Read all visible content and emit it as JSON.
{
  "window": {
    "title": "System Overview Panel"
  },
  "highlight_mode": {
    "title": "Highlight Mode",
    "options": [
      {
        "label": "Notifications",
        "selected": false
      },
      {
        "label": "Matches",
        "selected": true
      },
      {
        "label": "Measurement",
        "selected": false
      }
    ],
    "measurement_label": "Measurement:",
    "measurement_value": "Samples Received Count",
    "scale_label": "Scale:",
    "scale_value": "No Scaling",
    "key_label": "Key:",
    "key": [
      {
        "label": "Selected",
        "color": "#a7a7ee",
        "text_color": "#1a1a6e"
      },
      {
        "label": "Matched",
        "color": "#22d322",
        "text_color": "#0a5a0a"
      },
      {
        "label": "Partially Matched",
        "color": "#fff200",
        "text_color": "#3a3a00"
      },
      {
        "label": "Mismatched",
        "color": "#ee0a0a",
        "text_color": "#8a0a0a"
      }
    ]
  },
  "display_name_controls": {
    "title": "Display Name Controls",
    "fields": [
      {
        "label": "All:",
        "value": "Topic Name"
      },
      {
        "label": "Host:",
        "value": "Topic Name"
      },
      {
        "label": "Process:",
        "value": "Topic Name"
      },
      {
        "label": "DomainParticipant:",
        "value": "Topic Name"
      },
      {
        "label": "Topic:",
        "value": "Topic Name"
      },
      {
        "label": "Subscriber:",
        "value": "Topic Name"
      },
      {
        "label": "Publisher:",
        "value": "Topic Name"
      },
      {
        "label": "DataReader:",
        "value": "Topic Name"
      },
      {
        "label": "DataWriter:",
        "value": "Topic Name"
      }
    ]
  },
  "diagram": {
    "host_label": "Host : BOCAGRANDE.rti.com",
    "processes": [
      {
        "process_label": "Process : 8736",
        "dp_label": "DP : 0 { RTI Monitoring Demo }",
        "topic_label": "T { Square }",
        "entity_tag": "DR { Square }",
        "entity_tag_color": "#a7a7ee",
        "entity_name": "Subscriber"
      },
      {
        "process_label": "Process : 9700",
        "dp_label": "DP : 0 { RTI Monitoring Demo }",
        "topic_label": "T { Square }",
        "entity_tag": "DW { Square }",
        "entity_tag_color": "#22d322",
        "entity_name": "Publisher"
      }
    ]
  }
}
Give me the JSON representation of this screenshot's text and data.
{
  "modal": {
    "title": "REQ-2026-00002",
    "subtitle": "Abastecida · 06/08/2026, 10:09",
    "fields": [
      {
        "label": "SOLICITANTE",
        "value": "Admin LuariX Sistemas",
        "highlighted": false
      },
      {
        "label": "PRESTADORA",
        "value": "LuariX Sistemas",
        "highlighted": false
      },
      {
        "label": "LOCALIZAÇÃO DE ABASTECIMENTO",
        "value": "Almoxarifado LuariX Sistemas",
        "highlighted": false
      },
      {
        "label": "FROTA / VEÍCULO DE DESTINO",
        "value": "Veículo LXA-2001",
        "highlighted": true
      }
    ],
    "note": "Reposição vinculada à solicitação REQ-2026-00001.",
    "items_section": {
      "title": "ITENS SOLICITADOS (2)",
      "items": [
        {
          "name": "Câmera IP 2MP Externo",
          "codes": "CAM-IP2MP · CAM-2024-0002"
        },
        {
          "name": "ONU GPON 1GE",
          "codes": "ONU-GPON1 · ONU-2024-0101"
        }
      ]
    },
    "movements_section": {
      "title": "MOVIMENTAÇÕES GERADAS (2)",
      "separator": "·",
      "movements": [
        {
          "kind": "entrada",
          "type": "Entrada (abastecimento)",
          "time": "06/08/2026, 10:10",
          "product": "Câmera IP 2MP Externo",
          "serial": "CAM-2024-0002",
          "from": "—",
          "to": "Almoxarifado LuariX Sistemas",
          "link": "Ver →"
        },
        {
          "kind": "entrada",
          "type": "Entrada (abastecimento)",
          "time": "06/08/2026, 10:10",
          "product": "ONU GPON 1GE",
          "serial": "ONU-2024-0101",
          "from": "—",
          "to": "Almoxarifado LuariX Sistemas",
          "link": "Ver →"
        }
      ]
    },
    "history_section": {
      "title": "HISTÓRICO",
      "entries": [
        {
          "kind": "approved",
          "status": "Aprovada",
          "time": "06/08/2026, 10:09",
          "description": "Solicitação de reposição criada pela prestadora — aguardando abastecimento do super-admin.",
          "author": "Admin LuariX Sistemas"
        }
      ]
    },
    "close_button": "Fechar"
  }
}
┄┄┄┄┄┄┄┄┄┄
- Instructions to follow: Restate the data above exactly, keeping each word as it stands.

- Task output:
Read all visible content and emit it as JSON.
{
  "window": {
    "title": "System Overview Panel"
  },
  "highlight_mode": {
    "title": "Highlight Mode",
    "options": [
      {
        "label": "Notifications",
        "selected": false
      },
      {
        "label": "Matches",
        "selected": true
      },
      {
        "label": "Measurement",
        "selected": false
      }
    ],
    "measurement_label": "Measurement:",
    "measurement_value": "Samples Received Count",
    "scale_label": "Scale:",
    "scale_value": "No Scaling",
    "key_label": "Key:",
    "key": [
      {
        "label": "Selected",
        "color": "#a7a7ee",
        "text_color": "#1a1a6e"
      },
      {
        "label": "Matched",
        "color": "#22d322",
        "text_color": "#0a5a0a"
      },
      {
        "label": "Partially Matched",
        "color": "#fff200",
        "text_color": "#3a3a00"
      },
      {
        "label": "Mismatched",
        "color": "#ee0a0a",
        "text_color": "#8a0a0a"
      }
    ]
  },
  "display_name_controls": {
    "title": "Display Name Controls",
    "fields": [
      {
        "label": "All:",
        "value": "Topic Name"
      },
      {
        "label": "Host:",
        "value": "Topic Name"
      },
      {
        "label": "Process:",
        "value": "Topic Name"
      },
      {
        "label": "DomainParticipant:",
        "value": "Topic Name"
      },
      {
        "label": "Topic:",
        "value": "Topic Name"
      },
      {
        "label": "Subscriber:",
        "value": "Topic Name"
      },
      {
        "label": "Publisher:",
        "value": "Topic Name"
      },
      {
        "label": "DataReader:",
        "value": "Topic Name"
      },
      {
        "label": "DataWriter:",
        "value": "Topic Name"
      }
    ]
  },
  "diagram": {
    "host_label": "Host : BOCAGRANDE.rti.com",
    "processes": [
      {
        "process_label": "Process : 8736",
        "dp_label": "DP : 0 { RTI Monitoring Demo }",
        "topic_label": "T { Square }",
        "entity_tag": "DR { Square }",
        "entity_tag_color": "#a7a7ee",
        "entity_name": "Subscriber"
      },
      {
        "process_label": "Process : 9700",
        "dp_label": "DP : 0 { RTI Monitoring Demo }",
        "topic_label": "T { Square }",
        "entity_tag": "DW { Square }",
        "entity_tag_color": "#22d322",
        "entity_name": "Publisher"
      }
    ]
  }
}
Give me the JSON representation of this screenshot's text and data.
{
  "modal": {
    "title": "REQ-2026-00002",
    "subtitle": "Abastecida · 06/08/2026, 10:09",
    "fields": [
      {
        "label": "SOLICITANTE",
        "value": "Admin LuariX Sistemas",
        "highlighted": false
      },
      {
        "label": "PRESTADORA",
        "value": "LuariX Sistemas",
        "highlighted": false
      },
      {
        "label": "LOCALIZAÇÃO DE ABASTECIMENTO",
        "value": "Almoxarifado LuariX Sistemas",
        "highlighted": false
      },
      {
        "label": "FROTA / VEÍCULO DE DESTINO",
        "value": "Veículo LXA-2001",
        "highlighted": true
      }
    ],
    "note": "Reposição vinculada à solicitação REQ-2026-00001.",
    "items_section": {
      "title": "ITENS SOLICITADOS (2)",
      "items": [
        {
          "name": "Câmera IP 2MP Externo",
          "codes": "CAM-IP2MP · CAM-2024-0002"
        },
        {
          "name": "ONU GPON 1GE",
          "codes": "ONU-GPON1 · ONU-2024-0101"
        }
      ]
    },
    "movements_section": {
      "title": "MOVIMENTAÇÕES GERADAS (2)",
      "separator": "·",
      "movements": [
        {
          "kind": "entrada",
          "type": "Entrada (abastecimento)",
          "time": "06/08/2026, 10:10",
          "product": "Câmera IP 2MP Externo",
          "serial": "CAM-2024-0002",
          "from": "—",
          "to": "Almoxarifado LuariX Sistemas",
          "link": "Ver →"
        },
        {
          "kind": "entrada",
          "type": "Entrada (abastecimento)",
          "time": "06/08/2026, 10:10",
          "product": "ONU GPON 1GE",
          "serial": "ONU-2024-0101",
          "from": "—",
          "to": "Almoxarifado LuariX Sistemas",
          "link": "Ver →"
        }
      ]
    },
    "history_section": {
      "title": "HISTÓRICO",
      "entries": [
        {
          "kind": "approved",
          "status": "Aprovada",
          "time": "06/08/2026, 10:09",
          "description": "Solicitação de reposição criada pela prestadora — aguardando abastecimento do super-admin.",
          "author": "Admin LuariX Sistemas"
        }
      ]
    },
    "close_button": "Fechar"
  }
}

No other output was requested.